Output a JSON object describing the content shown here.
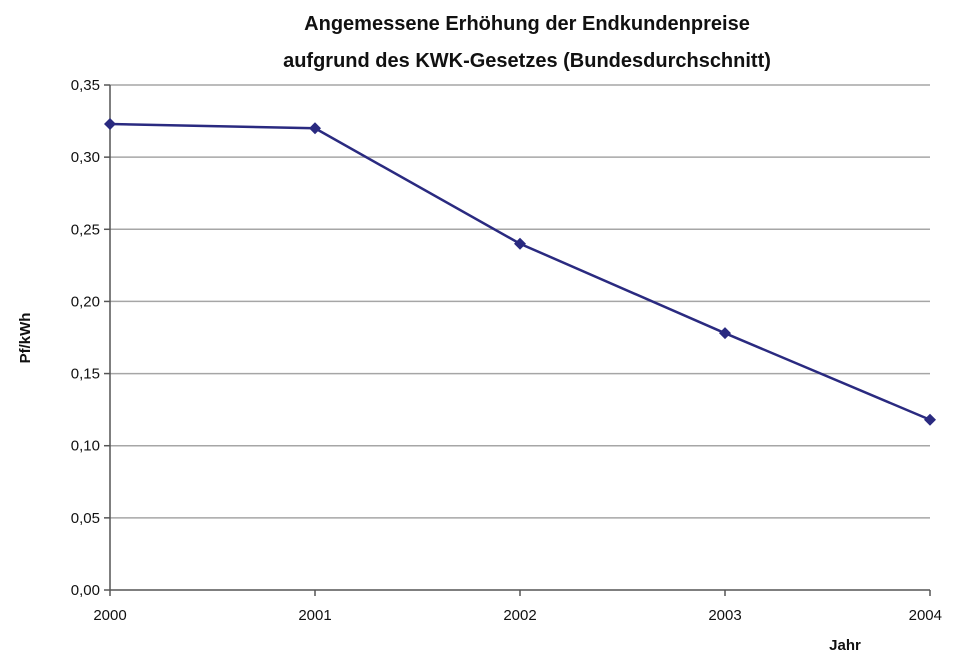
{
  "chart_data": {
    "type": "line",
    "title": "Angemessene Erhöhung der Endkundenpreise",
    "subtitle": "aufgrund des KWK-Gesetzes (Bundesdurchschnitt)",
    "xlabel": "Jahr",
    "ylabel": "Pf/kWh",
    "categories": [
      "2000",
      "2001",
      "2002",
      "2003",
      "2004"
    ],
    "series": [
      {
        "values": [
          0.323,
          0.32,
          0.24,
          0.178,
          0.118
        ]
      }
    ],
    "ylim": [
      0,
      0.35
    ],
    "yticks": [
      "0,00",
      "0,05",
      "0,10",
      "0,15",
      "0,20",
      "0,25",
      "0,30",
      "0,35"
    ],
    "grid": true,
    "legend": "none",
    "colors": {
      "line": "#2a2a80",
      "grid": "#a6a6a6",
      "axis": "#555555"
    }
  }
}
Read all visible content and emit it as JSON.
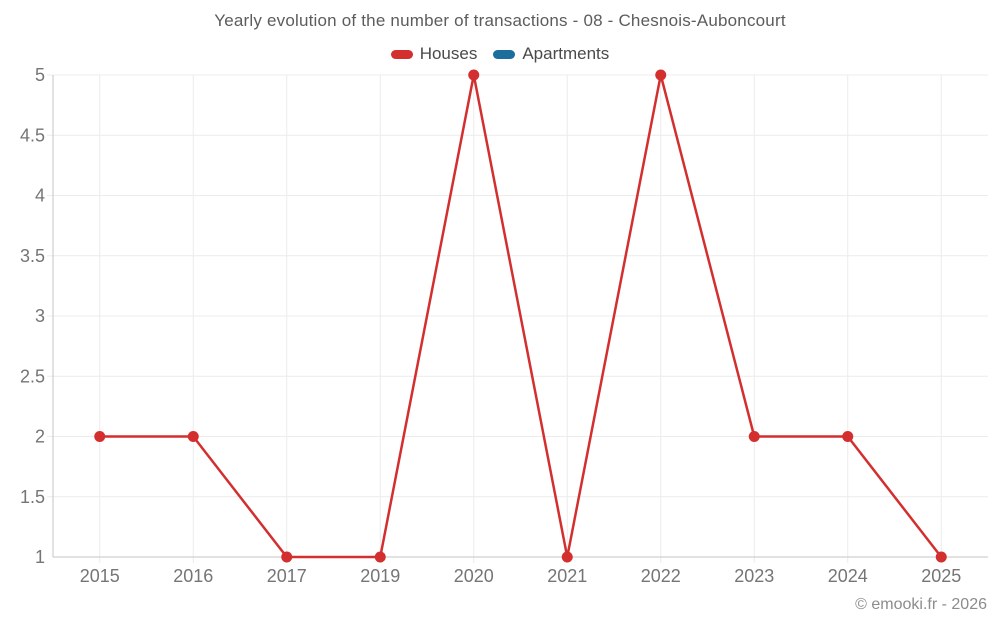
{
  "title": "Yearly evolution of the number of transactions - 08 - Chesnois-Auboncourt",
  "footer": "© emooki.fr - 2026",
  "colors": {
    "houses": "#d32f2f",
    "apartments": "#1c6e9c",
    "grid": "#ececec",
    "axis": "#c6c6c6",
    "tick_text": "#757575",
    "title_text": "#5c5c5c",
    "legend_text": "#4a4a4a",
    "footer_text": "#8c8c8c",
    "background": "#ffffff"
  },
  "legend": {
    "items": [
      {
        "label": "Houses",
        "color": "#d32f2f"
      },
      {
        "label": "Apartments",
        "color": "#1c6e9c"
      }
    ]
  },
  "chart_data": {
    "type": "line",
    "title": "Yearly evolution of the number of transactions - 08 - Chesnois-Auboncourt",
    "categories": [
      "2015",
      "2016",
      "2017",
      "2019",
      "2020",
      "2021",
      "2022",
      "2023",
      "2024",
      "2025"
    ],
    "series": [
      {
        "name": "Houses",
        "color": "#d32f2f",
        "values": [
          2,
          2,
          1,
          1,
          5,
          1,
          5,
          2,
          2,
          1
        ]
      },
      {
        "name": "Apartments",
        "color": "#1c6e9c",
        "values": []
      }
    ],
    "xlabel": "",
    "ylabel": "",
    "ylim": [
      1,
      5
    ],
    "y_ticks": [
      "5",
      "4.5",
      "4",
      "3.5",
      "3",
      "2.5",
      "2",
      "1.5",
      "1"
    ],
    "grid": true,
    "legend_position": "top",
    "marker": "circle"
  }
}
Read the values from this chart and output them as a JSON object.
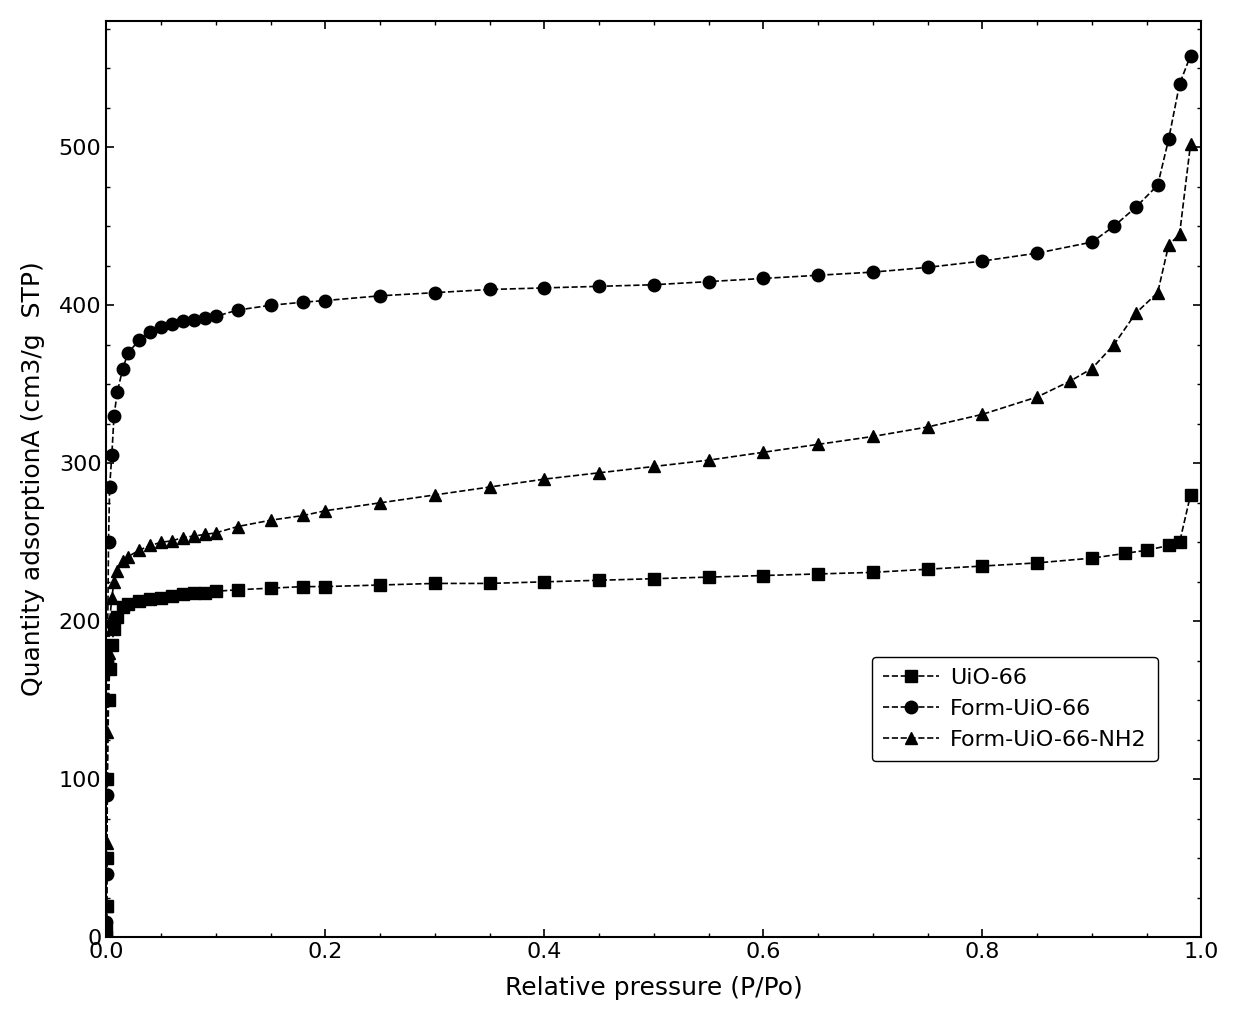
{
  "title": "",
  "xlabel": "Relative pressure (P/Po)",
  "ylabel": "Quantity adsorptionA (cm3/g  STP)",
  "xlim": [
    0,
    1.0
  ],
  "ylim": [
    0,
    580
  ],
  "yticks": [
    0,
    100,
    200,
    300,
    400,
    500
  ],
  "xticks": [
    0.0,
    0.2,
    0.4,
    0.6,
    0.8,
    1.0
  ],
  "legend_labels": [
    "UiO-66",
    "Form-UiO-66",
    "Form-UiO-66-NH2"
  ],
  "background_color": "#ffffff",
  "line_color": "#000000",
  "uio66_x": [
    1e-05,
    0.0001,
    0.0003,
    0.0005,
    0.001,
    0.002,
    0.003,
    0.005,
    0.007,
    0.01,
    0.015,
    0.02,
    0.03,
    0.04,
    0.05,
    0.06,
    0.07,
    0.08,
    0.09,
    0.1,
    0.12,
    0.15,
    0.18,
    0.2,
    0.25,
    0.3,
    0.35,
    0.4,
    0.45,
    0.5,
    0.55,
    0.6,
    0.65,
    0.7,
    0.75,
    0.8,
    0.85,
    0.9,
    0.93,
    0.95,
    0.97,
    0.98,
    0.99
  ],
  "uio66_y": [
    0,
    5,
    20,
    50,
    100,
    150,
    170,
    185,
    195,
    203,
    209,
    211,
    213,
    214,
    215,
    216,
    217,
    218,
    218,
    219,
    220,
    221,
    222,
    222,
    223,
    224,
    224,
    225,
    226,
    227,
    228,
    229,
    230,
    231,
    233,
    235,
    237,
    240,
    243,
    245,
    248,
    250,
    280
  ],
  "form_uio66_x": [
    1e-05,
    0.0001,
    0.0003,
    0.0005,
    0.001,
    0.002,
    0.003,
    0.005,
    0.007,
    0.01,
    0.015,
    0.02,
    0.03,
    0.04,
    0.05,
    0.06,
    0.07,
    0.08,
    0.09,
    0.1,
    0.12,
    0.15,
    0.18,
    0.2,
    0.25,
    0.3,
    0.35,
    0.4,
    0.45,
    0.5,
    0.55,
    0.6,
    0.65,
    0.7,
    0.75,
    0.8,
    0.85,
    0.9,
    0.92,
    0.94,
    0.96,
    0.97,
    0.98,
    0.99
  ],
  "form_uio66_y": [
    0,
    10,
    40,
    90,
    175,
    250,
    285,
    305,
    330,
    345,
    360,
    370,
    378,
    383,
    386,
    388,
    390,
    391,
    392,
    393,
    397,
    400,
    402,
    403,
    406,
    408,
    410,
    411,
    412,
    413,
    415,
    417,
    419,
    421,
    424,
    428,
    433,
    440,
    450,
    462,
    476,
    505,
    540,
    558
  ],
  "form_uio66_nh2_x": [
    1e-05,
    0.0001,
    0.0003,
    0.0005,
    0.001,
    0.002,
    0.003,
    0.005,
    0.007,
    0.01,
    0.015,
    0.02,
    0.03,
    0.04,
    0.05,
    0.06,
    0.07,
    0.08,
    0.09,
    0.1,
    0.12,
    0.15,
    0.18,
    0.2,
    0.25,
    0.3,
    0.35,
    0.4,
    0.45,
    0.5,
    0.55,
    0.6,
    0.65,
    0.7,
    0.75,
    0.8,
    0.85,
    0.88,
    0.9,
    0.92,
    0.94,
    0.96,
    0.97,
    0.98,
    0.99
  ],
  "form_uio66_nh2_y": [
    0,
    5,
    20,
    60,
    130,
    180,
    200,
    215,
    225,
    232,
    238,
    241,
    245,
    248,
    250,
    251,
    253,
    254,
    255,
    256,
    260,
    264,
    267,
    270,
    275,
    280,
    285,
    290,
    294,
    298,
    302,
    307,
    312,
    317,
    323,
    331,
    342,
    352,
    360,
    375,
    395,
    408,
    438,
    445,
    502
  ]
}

★ ★ ★ ★ ★ ★ ★

▶ Goal: Pick out the lines above containing the word "ylabel", then copy them.

▶ Task solution:
    "ylabel": "Pf/kWh",
    "ylabel": "",
  "ylabel": "Quantity adsorptionA (cm3/g  STP)",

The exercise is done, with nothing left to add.